Work instructions: Filter this material down to the lines that hold "Слова", copying each one.

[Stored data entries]
# # # # # # #
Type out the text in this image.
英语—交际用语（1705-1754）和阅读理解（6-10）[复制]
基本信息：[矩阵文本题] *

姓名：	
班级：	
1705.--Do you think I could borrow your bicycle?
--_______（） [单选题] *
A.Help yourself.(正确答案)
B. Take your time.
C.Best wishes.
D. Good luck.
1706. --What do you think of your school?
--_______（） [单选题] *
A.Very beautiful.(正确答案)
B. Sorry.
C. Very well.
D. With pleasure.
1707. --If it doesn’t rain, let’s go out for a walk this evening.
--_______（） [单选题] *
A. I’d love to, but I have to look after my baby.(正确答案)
# # # # # # #
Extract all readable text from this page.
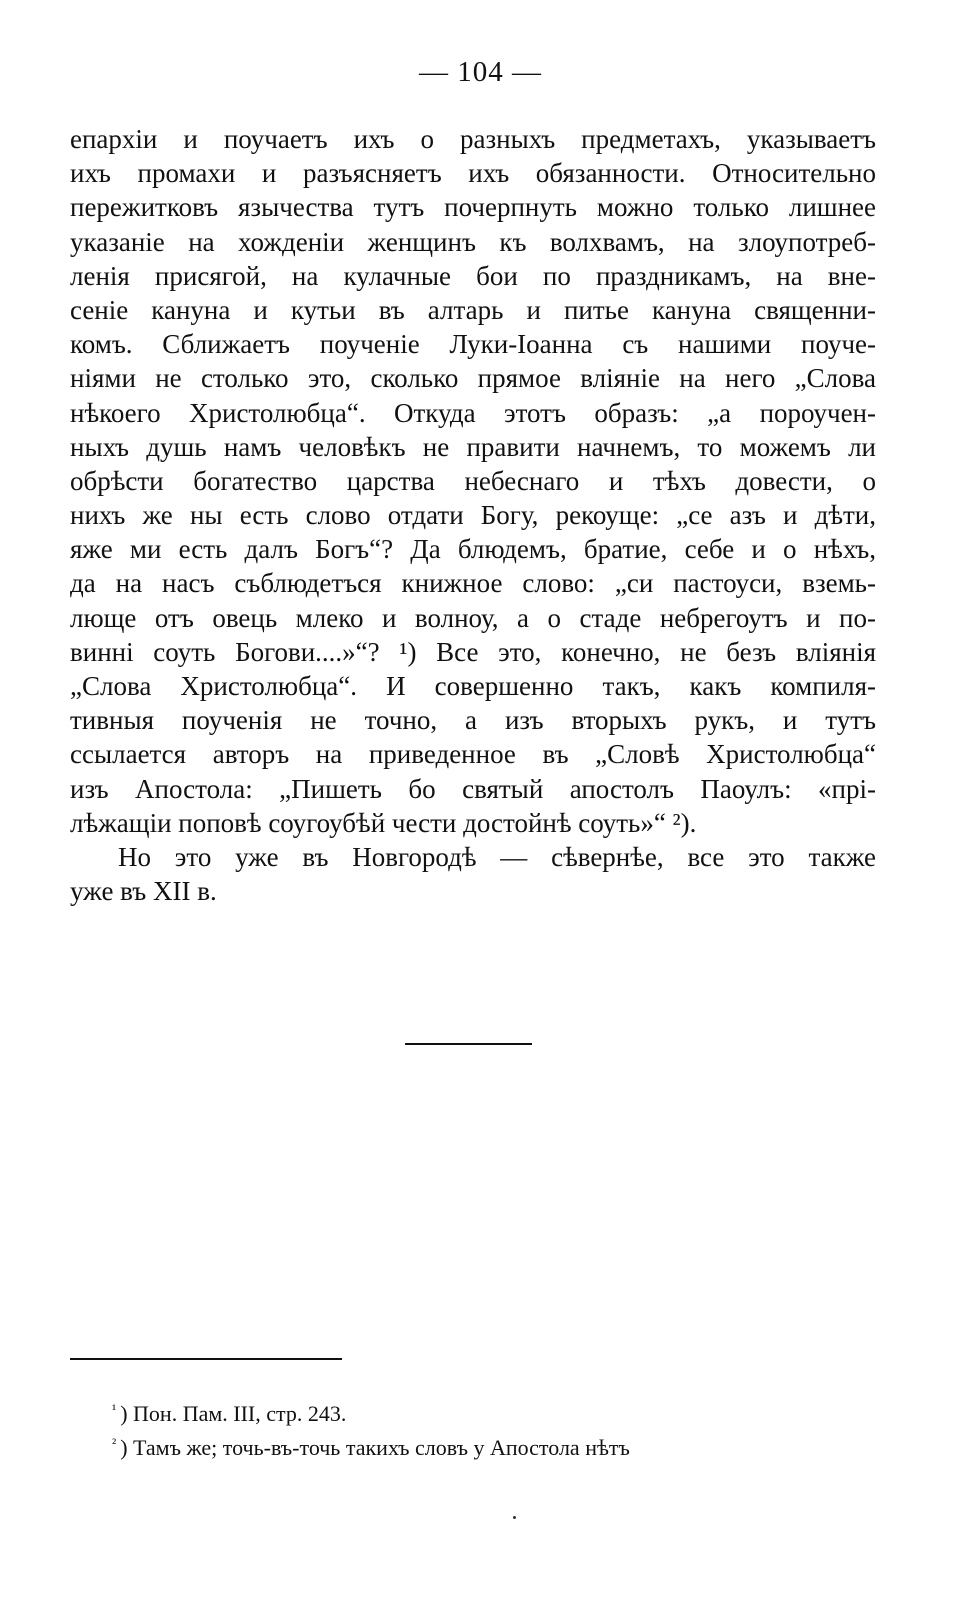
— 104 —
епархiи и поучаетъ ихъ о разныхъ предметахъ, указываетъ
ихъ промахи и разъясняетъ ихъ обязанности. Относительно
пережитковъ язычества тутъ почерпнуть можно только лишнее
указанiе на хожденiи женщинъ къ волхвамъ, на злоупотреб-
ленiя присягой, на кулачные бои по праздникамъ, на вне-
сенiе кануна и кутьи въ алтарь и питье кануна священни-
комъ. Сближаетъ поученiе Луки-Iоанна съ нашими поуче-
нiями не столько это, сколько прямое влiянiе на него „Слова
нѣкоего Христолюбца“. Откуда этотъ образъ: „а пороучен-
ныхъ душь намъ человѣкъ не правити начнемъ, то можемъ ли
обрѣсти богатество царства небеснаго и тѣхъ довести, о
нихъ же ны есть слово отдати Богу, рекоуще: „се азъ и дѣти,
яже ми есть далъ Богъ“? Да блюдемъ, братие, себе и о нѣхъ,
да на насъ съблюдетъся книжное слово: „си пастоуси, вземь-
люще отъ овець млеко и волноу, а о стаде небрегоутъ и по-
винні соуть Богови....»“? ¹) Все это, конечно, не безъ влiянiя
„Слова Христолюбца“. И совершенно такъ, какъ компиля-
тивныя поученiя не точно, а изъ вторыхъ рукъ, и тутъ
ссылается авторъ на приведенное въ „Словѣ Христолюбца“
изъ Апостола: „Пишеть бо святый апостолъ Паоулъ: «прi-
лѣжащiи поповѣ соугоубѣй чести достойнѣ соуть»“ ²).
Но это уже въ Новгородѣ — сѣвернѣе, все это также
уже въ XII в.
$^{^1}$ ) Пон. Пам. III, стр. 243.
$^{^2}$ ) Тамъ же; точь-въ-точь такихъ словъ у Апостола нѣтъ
# # # # # # #
Task output:
нiями не столько это, сколько прямое влiянiе на него „Слова
„Слова Христолюбца“. И совершенно такъ, какъ компиля-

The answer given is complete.